=== GIVEN DATA ===

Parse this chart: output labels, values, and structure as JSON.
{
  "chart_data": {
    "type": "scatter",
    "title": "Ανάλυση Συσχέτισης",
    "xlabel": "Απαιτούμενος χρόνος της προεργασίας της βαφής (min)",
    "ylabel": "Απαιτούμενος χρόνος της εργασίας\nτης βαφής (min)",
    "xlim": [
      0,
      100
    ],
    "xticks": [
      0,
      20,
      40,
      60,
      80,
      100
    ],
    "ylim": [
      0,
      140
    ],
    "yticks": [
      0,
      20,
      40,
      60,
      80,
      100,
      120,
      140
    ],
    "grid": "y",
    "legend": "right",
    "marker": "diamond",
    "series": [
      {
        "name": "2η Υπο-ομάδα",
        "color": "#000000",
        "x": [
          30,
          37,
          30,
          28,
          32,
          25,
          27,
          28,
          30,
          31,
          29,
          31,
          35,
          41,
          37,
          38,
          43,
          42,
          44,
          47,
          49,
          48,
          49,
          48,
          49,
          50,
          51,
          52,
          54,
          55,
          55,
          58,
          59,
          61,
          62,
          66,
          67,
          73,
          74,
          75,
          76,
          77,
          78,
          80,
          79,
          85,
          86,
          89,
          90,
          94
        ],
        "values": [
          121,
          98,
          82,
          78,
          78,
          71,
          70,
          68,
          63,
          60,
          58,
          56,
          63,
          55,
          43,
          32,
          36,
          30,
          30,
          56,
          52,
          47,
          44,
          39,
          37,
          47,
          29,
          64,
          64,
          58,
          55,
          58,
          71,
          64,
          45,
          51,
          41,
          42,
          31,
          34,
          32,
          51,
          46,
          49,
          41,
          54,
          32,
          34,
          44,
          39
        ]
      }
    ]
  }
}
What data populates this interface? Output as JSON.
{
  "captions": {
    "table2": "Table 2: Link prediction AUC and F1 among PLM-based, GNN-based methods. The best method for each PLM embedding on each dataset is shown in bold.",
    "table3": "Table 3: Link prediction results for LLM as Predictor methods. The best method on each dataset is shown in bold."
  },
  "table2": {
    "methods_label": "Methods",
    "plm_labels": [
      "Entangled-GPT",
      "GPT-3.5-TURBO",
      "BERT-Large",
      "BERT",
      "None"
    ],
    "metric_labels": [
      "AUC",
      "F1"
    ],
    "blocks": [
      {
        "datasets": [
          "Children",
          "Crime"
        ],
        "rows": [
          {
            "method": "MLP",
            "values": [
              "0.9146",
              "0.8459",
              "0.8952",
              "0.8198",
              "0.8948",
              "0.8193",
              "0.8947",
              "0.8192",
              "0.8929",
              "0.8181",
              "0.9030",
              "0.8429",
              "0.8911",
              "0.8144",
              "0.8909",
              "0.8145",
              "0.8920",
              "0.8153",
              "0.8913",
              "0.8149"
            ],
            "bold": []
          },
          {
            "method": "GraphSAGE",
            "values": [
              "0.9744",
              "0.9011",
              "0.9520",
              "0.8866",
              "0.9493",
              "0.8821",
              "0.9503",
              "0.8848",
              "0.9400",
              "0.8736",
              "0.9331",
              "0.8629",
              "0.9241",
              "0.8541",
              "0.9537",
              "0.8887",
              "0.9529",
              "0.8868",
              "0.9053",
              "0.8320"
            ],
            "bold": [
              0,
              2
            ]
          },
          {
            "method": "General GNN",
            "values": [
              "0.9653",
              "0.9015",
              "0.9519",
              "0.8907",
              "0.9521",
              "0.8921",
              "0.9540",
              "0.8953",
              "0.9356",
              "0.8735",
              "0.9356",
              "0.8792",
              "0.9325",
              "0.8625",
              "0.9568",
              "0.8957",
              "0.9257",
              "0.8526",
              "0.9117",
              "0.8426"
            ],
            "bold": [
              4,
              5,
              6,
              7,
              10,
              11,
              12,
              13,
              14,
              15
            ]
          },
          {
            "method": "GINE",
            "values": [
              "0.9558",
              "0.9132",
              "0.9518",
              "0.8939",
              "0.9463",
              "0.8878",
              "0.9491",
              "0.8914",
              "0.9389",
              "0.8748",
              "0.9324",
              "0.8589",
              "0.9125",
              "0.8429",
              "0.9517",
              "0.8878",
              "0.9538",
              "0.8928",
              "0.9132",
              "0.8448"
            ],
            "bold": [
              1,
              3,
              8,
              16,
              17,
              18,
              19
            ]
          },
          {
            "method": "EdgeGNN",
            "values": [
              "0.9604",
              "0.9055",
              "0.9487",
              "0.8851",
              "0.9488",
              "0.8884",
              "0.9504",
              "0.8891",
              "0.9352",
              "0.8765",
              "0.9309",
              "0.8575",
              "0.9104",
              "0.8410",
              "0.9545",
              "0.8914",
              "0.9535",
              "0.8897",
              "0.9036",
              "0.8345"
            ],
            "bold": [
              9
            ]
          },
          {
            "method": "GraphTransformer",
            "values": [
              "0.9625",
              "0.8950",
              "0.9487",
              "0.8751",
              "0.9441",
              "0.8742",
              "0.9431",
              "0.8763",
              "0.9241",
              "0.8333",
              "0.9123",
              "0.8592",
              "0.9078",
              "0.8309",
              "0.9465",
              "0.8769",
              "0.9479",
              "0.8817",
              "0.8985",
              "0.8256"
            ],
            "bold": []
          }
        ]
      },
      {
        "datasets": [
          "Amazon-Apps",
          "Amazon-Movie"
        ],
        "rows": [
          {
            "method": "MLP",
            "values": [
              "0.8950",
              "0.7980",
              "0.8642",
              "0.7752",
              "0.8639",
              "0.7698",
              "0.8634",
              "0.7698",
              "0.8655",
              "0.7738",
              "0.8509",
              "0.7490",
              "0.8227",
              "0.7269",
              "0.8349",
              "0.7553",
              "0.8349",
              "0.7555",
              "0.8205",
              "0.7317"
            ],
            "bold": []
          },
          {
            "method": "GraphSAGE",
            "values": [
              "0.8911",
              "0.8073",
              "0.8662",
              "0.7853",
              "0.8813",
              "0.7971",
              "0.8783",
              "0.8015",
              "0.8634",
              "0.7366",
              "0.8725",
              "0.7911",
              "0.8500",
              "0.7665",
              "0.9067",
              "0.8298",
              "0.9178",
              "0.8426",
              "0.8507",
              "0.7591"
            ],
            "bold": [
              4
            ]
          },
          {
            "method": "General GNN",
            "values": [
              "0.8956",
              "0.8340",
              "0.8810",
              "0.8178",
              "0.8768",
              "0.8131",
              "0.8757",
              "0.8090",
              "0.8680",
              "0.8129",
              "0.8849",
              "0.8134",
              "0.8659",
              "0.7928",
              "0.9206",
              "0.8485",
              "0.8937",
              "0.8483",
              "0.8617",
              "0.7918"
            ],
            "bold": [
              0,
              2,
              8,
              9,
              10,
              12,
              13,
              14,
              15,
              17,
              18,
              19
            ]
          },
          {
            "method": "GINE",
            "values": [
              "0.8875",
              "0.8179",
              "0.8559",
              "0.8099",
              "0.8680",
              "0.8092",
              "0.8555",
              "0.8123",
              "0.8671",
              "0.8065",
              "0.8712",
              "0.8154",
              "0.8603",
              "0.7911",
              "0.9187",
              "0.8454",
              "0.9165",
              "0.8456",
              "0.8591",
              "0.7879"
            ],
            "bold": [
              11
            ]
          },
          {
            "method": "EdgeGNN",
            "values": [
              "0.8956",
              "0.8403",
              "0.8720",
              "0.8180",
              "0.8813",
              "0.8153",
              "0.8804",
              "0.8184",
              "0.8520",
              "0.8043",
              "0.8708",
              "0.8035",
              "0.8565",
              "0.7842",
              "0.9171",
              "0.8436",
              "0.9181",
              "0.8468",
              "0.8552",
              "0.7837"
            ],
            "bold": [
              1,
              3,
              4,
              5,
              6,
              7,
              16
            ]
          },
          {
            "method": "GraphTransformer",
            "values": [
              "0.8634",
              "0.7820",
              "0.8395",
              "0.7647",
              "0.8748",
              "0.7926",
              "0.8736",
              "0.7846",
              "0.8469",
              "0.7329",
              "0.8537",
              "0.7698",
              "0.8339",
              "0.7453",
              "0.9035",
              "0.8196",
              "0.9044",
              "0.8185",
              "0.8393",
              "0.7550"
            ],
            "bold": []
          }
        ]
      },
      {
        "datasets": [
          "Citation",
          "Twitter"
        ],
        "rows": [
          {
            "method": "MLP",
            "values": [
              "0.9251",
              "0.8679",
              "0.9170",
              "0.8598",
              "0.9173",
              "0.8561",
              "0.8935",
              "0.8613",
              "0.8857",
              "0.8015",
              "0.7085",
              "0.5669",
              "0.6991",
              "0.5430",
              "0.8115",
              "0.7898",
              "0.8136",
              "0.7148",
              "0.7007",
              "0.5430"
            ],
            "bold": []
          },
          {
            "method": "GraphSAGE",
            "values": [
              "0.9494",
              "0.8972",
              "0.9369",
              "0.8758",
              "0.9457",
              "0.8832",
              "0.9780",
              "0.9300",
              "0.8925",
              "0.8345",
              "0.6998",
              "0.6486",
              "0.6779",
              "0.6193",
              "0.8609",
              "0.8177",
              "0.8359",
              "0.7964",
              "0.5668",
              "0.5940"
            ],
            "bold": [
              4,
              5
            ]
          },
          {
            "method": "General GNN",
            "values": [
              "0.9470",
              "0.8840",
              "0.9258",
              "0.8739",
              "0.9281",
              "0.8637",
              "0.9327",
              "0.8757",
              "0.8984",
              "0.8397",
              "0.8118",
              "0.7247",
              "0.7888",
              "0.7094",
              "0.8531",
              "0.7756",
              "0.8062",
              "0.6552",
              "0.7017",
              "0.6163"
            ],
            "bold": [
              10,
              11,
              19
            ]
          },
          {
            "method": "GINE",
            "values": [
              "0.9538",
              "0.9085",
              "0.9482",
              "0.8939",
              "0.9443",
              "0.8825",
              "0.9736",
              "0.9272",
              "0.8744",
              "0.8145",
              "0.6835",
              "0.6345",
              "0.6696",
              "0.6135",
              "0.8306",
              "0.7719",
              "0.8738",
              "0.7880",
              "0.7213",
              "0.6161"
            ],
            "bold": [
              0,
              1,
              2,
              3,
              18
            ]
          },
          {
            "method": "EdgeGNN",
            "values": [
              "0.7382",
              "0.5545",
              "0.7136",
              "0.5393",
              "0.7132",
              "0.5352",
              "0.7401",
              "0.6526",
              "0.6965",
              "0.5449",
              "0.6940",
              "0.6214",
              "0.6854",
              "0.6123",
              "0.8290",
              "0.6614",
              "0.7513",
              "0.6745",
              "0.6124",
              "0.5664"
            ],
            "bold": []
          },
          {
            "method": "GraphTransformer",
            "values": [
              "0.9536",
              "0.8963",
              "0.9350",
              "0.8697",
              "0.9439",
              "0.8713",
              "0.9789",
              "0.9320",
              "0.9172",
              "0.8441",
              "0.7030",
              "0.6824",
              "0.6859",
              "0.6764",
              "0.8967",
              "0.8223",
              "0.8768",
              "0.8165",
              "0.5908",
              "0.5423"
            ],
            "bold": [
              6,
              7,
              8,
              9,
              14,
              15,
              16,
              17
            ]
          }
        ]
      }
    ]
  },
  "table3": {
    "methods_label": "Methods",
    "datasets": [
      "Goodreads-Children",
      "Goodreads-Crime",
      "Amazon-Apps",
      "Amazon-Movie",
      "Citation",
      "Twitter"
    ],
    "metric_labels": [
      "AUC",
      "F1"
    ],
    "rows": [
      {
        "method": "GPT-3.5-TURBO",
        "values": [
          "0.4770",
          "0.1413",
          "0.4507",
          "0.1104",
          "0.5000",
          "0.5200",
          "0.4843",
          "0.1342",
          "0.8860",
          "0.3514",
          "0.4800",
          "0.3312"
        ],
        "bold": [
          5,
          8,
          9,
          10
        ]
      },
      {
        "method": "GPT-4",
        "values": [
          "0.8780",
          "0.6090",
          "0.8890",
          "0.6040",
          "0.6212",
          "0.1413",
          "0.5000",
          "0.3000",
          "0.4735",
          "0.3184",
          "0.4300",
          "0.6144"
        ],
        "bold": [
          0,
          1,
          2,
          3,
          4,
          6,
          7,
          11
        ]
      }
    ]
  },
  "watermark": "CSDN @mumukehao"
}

===

DIRECTIONS
From the data above, copy each line that has the string "prediction".

EXERCISE RESPONSE
    "table2": "Table 2: Link prediction AUC and F1 among PLM-based, GNN-based methods. The best method for each PLM embedding on each dataset is shown in bold.",
    "table3": "Table 3: Link prediction results for LLM as Predictor methods. The best method on each dataset is shown in bold."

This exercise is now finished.